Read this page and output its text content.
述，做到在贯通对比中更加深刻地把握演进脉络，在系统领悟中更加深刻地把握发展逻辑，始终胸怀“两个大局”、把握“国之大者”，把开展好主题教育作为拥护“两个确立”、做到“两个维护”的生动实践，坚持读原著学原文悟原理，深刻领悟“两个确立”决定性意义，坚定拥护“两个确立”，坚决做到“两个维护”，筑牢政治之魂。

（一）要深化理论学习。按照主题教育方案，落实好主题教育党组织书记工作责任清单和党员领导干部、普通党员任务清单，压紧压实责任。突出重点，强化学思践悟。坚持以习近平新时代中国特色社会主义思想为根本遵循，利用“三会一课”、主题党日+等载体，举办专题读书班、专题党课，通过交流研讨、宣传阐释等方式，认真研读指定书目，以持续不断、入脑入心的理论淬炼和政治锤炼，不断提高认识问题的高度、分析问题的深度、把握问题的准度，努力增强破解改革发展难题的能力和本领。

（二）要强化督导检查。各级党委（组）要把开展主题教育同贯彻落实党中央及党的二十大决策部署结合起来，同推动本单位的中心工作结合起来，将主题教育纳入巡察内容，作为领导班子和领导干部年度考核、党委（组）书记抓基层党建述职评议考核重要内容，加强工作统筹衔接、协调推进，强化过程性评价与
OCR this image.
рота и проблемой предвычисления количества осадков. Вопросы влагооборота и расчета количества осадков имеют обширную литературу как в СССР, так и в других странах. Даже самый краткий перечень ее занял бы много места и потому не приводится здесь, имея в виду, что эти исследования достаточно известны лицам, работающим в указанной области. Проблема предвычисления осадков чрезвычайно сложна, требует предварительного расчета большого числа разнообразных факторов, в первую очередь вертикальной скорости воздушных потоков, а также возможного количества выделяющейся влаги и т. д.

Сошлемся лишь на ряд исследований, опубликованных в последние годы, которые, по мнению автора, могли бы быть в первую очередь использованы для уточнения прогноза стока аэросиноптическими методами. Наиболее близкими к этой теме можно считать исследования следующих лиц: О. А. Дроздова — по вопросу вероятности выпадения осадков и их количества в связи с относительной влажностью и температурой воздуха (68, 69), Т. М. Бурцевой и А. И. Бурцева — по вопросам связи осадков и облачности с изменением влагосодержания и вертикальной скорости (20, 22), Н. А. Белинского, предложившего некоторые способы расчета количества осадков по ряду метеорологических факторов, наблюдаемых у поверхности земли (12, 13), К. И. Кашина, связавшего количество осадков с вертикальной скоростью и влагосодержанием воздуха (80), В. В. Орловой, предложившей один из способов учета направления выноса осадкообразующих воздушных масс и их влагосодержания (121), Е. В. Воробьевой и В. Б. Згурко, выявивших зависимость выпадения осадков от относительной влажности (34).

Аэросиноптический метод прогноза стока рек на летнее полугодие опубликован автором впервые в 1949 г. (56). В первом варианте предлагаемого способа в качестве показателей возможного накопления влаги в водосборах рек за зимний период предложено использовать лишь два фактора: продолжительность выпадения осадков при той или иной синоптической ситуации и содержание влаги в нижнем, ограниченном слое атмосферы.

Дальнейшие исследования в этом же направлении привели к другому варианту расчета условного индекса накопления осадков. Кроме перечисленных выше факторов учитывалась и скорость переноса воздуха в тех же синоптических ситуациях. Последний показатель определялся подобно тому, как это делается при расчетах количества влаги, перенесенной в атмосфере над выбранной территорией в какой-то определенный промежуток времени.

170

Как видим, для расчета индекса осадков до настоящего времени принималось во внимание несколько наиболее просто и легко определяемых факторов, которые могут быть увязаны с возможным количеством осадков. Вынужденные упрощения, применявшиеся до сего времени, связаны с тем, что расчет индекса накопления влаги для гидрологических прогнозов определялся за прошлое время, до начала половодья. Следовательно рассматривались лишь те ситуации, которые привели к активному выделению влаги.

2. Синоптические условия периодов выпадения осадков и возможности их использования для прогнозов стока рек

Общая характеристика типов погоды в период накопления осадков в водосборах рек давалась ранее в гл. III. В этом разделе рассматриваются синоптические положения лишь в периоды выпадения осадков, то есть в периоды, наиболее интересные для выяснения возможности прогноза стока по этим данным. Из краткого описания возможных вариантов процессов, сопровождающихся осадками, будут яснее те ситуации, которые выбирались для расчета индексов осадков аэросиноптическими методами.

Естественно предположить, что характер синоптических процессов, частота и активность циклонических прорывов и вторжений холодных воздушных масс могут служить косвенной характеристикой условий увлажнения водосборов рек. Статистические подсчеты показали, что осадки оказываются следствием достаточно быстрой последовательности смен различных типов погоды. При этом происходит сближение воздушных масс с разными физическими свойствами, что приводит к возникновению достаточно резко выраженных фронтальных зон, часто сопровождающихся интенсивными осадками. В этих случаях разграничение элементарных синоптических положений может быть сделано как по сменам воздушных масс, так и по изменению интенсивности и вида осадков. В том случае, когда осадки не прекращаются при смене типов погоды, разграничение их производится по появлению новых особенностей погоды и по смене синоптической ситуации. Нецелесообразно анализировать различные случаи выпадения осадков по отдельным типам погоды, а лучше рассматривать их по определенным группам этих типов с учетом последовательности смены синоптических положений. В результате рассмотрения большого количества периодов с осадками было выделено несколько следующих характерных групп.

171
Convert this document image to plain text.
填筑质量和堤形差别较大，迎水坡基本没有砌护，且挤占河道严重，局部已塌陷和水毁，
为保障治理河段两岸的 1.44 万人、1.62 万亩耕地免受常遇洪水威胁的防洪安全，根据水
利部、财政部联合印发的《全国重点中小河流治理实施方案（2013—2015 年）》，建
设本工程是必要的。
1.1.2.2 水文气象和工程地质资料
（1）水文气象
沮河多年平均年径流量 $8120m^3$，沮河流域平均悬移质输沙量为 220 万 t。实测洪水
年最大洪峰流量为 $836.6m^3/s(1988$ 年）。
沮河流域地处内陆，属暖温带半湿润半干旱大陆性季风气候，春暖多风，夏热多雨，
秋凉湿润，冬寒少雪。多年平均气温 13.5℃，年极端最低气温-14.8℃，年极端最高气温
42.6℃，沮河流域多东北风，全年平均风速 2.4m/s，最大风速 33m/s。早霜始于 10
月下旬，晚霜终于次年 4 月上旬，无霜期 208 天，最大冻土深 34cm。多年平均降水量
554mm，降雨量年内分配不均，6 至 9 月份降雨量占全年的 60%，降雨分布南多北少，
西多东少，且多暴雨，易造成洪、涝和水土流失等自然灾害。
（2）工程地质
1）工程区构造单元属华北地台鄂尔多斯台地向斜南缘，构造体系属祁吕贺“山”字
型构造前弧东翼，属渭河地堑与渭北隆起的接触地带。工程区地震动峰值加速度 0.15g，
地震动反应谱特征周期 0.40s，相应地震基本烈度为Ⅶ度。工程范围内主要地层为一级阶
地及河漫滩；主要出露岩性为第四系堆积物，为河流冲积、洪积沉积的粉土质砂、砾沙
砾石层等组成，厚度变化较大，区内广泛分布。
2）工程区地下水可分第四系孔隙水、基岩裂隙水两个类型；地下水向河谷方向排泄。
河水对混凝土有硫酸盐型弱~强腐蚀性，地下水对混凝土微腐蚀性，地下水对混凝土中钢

* * * * *

What needs to be done
Pull out every line holding "прогнозов" from the records above, and copy it.

Written answer
Как видим, для расчета индекса осадков до настоящего времени принималось во внимание несколько наиболее просто и легко определяемых факторов, которые могут быть увязаны с возможным количеством осадков. Вынужденные упрощения, применявшиеся до сего времени, связаны с тем, что расчет индекса накопления влаги для гидрологических прогнозов определялся за прошлое время, до начала половодья. Следовательно рассматривались лишь те ситуации, которые привели к активному выделению влаги.
2. Синоптические условия периодов выпадения осадков и возможности их использования для прогнозов стока рек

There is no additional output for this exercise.